Volume 106; Issue 23; ISSN: 00113492 2007 Current Events.
What do you get when you cross a sheep with a human? That sounds like a joke, but the question is no laughing matter; it's serious science. The result, a chimera, is an animal with cells from another animal. Recently, Esmail Zanjani, a scientist at the University of Nevada, announced he had created sheep with 15 percent human cells. His goal is to create partly human organs for people who need transplants.
The word chimera comes from a mythical Greek beast with a lion's head, a goat's body, and a snake's tail. Skeptics say that the prospect of growing human spare parts in sheep is still a distant dream. Modern cloning techniques, however, have allowed scientists to enter uncharted and, some people say, dangerous territory. Currently, no laws regulate the creation of chimeras-only voluntary guidelines from the National Academies. And the absence of legislation is, to some, as scary as the original Greek chimera.
BIOLOGICAL NIGHTMARE
In 2006, U.S. President George W. Bush called for "legislation to prohibit the most egregious abuses of medical research: human cloning in all its forms," including "creating human-animal hybrids." At the time, his speech left many people scratching their heads and wondering whether the president had just proposed a ban on mermaids. But Sen. Sam Brownback (R-Kan.) knew exactly what Bush meant.
"Human chimeras-long considered science fiction or mythology-have become reality," he said in a 2005 speech at Harvard Law School. "These hybrid creatures blur the line between humans and animals and [seriously] compromise human dignity." Brownback proposed a law in 2006 banning human chimera research. One of his main concerns is that such research often uses human embryonic stem cells, the extraction of which destroys the embryo. Brownback is among many critics who consider that practice immoral.
Brownback also fears that mixing human and animal genetic material could create new diseases. Dr. Patrick Dixon, a lecturer on biological trends, worries that new viruses could be a "biological nightmare" for humans. "Mutant animal viruses are a real threat, as we have seen with HIV [the virus that causes AIDS]."

■ **TASKS AND EXERCISES**:
(a) In the article on chimeras, what share of human cells did the sheep created by Esmail Zanjani have?
(b) Quote the stretch of the article on chimeras from "The word chimera" through "original Greek chimera.".

Stored data entries:

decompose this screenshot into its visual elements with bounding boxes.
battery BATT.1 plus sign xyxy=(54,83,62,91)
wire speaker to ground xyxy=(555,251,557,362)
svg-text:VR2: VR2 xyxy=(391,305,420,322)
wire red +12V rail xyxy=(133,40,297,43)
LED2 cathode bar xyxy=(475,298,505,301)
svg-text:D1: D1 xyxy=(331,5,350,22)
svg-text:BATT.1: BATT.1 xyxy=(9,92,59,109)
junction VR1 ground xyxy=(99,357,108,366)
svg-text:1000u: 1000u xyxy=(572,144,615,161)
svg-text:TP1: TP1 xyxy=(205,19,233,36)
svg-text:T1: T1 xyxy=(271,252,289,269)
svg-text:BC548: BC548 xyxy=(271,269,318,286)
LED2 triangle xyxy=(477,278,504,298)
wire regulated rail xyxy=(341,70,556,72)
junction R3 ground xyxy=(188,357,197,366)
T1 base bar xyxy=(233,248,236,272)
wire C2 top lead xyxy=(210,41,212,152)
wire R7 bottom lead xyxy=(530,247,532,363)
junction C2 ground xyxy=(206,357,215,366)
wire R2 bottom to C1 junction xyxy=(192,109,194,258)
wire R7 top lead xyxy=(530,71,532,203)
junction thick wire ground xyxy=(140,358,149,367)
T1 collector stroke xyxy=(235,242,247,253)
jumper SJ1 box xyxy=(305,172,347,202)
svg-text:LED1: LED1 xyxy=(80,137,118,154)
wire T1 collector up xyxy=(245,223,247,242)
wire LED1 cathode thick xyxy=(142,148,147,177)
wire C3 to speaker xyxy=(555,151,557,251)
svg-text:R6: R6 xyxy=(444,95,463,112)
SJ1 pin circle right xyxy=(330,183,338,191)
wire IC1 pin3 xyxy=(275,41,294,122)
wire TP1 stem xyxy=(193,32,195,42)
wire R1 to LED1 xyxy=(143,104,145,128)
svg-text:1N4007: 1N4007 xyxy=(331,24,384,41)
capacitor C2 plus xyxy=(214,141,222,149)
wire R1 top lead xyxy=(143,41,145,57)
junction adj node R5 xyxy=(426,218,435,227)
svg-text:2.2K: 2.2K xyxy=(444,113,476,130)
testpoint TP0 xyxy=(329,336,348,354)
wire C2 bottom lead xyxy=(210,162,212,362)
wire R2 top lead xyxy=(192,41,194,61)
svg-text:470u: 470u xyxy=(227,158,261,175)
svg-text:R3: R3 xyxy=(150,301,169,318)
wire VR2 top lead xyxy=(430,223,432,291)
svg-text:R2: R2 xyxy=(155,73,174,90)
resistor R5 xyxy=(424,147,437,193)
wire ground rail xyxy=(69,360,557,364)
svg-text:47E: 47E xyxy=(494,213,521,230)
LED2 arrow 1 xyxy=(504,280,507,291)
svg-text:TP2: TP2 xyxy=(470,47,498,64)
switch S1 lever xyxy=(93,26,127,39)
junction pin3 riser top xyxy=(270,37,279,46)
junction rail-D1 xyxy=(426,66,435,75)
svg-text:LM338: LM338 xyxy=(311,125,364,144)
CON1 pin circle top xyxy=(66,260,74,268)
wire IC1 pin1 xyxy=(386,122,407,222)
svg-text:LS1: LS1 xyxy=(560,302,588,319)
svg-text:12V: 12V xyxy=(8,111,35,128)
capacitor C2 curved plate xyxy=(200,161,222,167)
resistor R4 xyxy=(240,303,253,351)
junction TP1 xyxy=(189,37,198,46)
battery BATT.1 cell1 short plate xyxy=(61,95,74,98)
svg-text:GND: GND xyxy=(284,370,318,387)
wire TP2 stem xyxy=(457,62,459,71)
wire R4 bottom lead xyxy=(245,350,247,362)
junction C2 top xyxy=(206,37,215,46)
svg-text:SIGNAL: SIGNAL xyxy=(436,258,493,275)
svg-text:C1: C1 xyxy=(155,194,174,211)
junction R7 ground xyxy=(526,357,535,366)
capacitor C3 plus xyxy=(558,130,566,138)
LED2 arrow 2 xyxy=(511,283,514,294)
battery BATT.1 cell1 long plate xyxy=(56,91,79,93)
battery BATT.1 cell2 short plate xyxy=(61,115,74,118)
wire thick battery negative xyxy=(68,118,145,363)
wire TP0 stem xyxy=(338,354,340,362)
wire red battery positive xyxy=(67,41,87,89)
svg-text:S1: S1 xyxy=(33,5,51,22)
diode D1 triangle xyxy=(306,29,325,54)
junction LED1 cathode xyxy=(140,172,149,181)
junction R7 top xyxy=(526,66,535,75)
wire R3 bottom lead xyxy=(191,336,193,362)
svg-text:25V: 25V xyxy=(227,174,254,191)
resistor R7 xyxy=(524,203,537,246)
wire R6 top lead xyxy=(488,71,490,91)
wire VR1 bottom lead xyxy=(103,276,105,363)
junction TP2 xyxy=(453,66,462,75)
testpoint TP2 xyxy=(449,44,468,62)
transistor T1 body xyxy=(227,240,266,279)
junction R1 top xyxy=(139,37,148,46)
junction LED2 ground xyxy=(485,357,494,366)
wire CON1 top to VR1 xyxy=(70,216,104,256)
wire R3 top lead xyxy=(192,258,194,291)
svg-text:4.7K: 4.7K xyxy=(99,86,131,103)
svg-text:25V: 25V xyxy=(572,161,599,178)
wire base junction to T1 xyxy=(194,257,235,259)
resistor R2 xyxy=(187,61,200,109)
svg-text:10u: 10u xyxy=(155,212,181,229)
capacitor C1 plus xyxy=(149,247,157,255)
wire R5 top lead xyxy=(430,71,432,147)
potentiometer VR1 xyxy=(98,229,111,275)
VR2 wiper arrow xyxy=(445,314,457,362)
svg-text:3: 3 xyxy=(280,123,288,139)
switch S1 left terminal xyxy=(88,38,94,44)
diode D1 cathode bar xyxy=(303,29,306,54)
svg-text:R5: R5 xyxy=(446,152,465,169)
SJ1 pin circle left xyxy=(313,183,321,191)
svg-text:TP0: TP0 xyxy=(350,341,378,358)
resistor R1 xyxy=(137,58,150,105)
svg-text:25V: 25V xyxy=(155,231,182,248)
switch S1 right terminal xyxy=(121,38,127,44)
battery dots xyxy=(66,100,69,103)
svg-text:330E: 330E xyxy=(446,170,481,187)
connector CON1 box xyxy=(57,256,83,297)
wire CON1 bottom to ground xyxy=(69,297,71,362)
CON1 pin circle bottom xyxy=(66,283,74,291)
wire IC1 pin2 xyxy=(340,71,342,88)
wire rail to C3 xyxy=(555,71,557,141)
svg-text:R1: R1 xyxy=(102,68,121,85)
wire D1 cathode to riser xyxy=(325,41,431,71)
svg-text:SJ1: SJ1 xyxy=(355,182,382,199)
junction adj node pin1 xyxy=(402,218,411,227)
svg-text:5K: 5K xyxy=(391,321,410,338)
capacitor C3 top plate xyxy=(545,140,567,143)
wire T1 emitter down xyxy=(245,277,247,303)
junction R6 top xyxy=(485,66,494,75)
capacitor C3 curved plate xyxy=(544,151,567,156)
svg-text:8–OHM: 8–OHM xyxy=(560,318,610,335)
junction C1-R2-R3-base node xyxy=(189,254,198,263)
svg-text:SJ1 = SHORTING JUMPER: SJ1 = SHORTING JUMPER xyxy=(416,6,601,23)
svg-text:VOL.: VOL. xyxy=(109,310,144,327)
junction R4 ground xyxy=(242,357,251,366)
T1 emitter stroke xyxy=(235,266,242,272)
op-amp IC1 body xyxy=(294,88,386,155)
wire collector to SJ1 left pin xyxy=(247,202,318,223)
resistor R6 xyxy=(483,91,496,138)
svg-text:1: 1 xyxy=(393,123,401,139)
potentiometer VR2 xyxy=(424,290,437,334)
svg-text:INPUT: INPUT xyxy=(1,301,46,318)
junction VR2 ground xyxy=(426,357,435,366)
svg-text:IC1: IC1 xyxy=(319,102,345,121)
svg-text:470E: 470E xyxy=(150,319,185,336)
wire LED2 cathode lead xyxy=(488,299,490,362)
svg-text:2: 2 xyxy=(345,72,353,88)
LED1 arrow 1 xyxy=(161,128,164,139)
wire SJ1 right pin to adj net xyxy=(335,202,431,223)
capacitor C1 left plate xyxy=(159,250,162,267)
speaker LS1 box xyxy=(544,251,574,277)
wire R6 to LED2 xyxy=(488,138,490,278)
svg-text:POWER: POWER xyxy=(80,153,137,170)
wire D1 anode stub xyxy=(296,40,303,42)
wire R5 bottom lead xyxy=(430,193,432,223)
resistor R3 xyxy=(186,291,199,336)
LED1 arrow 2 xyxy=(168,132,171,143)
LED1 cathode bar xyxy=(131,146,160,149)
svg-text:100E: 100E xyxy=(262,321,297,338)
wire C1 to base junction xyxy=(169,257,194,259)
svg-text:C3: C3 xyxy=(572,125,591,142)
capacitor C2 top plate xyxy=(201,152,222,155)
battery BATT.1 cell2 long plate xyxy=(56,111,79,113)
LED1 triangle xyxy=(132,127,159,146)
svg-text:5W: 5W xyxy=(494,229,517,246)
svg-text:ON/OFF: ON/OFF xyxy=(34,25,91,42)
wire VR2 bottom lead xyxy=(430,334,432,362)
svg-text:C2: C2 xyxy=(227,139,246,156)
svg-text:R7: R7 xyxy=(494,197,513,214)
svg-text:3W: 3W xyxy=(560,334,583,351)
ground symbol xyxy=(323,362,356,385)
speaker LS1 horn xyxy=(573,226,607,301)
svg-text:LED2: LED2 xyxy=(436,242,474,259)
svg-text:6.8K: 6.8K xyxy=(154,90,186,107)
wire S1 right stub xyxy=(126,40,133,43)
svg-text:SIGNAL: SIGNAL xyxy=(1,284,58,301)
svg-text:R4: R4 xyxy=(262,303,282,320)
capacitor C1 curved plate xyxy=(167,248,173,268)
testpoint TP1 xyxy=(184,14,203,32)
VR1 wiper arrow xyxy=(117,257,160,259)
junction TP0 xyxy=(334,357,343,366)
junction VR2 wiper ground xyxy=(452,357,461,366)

■ **EXERCISE RESULTS**:
(a) 15 percent

(b)
The word chimera comes from a mythical Greek beast with a lion's head, a goat's body, and a snake's tail. Skeptics say that the prospect of growing human spare parts in sheep is still a distant dream. Modern cloning techniques, however, have allowed scientists to enter uncharted and, some people say, dangerous territory. Currently, no laws regulate the creation of chimeras-only voluntary guidelines from the National Academies. And the absence of legislation is, to some, as scary as the original Greek chimera.